• **Exercise requirements**
Work out how many lines in the data hold the word "document", and reply with that number only.

• **Given records**
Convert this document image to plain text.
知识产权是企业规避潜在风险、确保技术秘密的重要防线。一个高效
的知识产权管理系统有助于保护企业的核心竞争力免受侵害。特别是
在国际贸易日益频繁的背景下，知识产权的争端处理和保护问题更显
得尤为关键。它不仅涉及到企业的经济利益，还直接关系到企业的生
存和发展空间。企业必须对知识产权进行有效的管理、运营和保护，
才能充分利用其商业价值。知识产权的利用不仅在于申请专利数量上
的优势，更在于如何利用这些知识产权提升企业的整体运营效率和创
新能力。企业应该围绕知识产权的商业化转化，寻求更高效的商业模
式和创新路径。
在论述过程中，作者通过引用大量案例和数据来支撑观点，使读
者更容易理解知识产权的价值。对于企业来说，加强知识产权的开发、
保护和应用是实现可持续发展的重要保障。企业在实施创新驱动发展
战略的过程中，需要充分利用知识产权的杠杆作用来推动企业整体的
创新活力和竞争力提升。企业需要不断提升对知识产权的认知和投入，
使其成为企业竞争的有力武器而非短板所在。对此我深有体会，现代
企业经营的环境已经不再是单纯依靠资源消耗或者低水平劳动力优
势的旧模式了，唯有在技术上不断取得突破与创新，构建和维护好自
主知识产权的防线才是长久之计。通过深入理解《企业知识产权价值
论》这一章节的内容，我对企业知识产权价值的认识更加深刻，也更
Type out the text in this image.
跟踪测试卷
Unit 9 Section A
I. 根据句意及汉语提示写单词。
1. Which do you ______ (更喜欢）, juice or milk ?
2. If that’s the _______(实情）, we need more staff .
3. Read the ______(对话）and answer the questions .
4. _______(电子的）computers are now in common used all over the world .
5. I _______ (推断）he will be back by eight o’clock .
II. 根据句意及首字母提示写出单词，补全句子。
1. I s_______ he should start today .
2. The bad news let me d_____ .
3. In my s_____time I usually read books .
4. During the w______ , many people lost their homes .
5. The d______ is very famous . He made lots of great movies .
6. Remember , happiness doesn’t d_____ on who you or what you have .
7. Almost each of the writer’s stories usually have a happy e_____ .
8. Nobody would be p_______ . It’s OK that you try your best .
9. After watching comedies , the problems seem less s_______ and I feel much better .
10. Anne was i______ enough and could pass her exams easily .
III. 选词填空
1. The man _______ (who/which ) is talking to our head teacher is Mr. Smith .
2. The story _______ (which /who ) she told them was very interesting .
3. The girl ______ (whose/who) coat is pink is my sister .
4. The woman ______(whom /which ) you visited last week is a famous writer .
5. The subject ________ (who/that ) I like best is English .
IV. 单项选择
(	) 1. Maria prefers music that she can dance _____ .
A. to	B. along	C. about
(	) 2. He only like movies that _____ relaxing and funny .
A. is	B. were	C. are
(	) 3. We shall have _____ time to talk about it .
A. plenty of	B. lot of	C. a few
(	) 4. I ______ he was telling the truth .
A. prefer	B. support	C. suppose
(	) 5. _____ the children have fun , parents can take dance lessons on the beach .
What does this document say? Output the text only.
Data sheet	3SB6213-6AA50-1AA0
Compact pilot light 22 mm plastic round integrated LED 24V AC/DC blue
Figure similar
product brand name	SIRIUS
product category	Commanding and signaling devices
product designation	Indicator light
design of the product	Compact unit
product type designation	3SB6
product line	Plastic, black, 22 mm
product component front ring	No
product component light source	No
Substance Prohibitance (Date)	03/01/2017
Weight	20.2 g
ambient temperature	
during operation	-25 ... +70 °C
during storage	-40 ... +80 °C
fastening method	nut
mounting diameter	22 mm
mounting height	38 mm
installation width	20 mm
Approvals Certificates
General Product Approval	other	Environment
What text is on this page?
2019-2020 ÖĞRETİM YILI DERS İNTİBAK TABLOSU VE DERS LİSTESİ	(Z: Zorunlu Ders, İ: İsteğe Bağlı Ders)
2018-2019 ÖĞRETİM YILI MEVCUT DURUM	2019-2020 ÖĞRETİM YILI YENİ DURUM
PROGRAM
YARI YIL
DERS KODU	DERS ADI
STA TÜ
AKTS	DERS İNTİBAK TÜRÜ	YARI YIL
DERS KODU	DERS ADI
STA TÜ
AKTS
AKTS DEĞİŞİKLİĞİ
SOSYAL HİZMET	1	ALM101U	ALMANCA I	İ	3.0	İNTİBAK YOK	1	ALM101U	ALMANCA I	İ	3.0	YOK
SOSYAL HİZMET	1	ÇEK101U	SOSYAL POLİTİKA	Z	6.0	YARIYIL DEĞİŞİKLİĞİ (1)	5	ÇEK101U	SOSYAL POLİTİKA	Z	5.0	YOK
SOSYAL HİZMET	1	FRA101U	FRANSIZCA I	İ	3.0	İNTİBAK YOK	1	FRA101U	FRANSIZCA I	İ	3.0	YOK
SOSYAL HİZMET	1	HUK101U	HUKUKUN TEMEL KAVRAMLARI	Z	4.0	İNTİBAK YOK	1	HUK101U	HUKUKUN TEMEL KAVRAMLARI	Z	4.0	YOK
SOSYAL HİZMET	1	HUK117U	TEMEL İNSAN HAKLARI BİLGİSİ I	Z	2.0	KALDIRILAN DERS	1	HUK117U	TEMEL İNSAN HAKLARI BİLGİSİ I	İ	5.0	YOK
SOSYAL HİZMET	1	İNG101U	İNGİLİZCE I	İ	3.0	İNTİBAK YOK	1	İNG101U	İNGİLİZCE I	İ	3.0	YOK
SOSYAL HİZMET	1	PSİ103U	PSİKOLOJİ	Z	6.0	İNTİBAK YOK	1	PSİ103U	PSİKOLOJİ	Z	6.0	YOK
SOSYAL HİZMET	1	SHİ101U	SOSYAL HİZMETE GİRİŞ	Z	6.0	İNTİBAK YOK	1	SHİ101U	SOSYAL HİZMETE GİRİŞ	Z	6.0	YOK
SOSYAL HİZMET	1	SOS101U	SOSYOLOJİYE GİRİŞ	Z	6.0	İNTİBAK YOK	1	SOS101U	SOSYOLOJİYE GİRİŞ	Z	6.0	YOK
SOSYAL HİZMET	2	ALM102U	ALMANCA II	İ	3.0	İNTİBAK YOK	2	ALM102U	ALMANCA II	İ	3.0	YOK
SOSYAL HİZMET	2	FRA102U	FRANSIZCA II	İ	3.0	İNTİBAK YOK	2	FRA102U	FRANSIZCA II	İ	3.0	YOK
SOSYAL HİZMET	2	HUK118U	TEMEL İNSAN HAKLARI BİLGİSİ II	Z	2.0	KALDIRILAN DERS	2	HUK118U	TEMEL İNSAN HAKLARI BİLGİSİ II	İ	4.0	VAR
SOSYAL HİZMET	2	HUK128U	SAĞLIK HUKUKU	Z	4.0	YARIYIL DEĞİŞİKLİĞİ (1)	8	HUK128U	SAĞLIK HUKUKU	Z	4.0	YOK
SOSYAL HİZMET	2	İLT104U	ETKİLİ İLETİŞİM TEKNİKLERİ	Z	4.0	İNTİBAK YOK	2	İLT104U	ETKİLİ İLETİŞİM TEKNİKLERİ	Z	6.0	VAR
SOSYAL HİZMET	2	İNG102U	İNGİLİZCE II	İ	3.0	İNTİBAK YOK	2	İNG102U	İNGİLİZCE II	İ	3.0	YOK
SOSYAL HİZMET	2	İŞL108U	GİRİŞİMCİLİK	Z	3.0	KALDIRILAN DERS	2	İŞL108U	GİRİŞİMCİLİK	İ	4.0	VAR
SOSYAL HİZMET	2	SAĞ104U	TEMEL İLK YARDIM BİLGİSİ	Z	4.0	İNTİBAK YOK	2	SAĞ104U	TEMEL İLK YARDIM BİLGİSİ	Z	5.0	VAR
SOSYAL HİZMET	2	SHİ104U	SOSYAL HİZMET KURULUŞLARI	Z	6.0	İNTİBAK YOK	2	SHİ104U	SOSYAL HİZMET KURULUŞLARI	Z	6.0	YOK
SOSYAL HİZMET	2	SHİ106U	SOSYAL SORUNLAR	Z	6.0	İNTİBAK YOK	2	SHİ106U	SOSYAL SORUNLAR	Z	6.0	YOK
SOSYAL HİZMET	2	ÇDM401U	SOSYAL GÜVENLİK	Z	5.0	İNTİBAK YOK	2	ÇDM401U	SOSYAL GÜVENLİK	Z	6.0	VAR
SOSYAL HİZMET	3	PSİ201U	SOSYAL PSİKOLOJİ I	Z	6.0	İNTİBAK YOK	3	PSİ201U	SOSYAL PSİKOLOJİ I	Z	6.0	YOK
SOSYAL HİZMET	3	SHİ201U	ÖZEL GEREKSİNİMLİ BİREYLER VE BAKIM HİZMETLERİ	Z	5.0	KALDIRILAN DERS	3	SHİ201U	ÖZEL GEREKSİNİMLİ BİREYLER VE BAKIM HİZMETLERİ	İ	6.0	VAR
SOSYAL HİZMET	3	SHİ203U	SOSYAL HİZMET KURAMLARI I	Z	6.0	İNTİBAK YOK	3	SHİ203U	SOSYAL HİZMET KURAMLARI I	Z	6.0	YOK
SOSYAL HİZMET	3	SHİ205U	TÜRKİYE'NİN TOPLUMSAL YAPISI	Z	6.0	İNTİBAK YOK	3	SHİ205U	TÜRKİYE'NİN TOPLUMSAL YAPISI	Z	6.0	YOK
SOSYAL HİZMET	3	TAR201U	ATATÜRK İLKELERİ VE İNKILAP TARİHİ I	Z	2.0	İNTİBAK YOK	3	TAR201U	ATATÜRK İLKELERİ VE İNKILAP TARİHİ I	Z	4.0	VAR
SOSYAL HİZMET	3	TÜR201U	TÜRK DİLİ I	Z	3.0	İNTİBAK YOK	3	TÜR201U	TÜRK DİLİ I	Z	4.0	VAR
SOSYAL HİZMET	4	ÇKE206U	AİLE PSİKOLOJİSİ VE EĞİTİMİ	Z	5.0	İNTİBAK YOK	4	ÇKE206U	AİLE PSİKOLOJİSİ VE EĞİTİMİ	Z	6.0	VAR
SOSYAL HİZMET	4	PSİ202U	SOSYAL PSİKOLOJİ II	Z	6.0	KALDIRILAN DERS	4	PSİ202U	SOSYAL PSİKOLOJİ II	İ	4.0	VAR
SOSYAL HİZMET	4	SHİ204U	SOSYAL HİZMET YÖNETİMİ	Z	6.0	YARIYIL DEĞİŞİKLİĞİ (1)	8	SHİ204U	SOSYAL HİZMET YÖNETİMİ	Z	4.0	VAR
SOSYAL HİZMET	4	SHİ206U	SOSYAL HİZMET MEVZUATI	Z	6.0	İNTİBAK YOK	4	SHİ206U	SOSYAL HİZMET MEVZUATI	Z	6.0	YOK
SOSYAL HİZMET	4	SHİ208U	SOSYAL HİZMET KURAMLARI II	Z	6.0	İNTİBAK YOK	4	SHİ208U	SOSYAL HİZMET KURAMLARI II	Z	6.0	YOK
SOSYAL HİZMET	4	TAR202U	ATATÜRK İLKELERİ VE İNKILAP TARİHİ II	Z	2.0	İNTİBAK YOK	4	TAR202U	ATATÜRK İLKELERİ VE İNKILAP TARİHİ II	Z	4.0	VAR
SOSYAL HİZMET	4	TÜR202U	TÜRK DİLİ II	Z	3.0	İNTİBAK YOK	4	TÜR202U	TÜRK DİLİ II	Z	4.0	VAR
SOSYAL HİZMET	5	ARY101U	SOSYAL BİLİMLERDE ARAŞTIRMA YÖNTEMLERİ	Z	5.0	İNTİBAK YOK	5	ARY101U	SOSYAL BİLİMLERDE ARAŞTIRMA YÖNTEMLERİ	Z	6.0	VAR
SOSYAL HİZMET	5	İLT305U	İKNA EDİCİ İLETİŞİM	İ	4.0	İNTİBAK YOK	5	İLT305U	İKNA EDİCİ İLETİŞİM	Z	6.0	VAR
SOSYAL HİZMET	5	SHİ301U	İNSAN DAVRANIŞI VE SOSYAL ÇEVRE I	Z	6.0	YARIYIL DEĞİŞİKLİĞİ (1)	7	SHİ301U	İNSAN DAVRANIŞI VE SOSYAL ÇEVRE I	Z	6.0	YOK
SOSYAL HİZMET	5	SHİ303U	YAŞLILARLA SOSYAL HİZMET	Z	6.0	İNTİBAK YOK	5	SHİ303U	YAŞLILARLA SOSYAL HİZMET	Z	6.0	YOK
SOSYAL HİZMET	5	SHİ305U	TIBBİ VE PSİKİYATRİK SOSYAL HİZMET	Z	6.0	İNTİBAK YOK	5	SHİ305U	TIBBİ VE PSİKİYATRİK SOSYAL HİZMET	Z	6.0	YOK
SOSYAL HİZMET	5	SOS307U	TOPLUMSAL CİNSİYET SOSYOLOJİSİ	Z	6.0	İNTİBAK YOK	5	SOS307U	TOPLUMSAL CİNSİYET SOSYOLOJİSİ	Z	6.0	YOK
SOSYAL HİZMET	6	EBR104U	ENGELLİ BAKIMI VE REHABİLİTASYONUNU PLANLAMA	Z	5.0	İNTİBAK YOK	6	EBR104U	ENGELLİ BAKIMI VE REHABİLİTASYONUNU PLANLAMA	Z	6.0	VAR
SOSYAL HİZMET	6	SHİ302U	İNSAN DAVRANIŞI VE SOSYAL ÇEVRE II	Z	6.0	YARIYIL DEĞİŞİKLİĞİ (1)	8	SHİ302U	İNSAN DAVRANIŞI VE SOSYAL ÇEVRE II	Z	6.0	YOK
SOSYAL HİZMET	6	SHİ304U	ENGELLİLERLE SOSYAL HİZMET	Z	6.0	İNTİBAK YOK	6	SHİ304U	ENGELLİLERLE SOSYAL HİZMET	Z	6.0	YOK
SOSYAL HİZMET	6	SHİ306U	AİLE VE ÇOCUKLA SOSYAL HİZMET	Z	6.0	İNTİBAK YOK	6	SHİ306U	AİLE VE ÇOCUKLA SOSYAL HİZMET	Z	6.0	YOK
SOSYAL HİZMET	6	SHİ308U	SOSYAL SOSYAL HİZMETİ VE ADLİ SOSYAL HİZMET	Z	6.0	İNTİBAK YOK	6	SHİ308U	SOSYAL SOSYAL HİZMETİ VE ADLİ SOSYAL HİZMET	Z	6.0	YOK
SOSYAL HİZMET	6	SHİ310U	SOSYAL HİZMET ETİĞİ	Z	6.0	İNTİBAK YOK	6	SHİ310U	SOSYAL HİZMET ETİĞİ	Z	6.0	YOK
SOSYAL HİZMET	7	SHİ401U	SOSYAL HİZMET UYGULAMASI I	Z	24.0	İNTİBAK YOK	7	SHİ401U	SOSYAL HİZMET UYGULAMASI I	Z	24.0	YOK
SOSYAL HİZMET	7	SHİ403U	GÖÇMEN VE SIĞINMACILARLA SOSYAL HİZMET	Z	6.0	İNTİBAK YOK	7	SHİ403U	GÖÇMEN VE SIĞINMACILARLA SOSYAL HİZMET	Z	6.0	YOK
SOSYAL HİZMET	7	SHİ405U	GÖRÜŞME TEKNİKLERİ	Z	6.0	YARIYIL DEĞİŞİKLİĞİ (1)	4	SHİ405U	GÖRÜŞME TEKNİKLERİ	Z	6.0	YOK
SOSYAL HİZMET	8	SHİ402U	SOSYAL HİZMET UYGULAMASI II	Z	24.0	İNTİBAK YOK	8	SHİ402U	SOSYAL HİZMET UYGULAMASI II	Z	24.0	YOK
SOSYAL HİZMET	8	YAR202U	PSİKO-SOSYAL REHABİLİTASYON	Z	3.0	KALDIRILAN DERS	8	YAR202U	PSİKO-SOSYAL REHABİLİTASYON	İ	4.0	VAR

• **Reply to the task**
2